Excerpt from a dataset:

#####

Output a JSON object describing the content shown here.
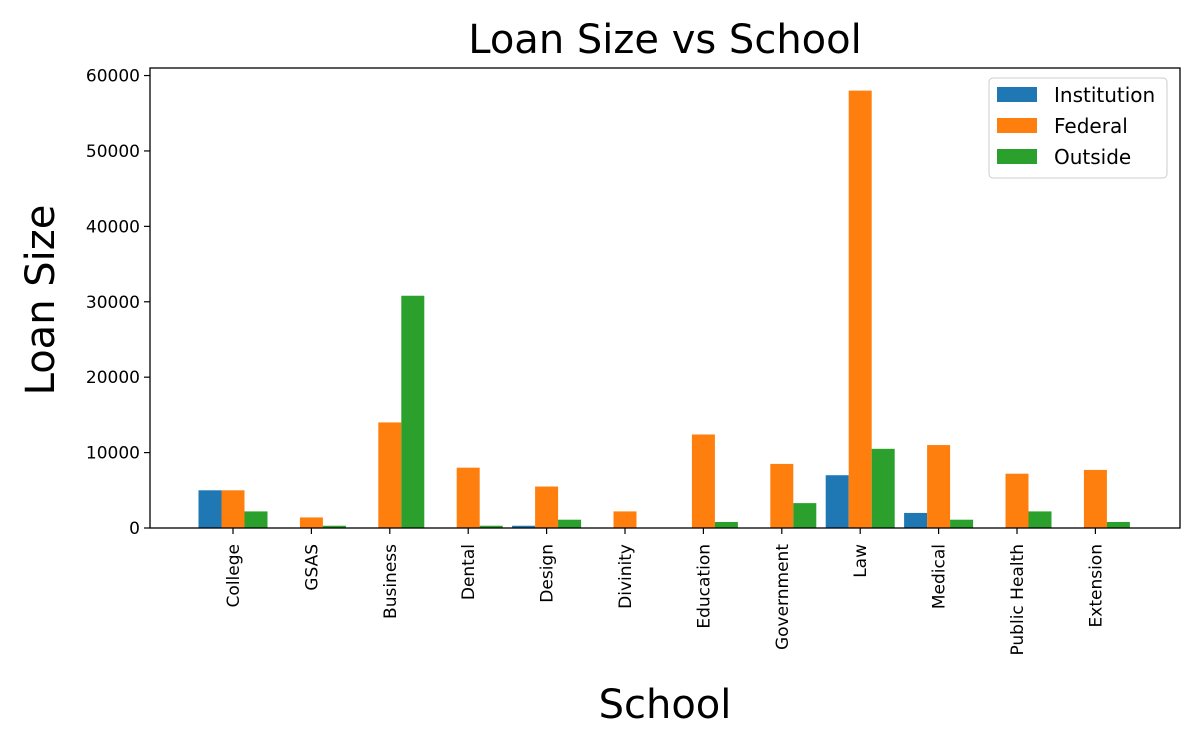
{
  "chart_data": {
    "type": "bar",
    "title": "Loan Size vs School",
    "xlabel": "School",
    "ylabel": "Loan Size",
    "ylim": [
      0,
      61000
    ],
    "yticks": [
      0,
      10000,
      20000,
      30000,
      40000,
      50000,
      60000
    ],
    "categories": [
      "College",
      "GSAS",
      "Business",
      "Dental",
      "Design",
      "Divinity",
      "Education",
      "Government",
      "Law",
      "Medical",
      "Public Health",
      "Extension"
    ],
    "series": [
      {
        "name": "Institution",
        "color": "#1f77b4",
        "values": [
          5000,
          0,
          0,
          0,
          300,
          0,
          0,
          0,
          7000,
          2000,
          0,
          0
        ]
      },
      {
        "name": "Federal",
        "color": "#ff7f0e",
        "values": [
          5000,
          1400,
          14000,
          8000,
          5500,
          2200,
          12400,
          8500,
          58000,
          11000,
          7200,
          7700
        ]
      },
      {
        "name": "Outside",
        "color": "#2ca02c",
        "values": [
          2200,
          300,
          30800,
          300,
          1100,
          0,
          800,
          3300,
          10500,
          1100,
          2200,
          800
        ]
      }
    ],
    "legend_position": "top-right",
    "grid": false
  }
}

#####

Exercise prompt: Go through the listing above and work out how many lines contain the string "School". Reply with the number alone.

Exercise output: 2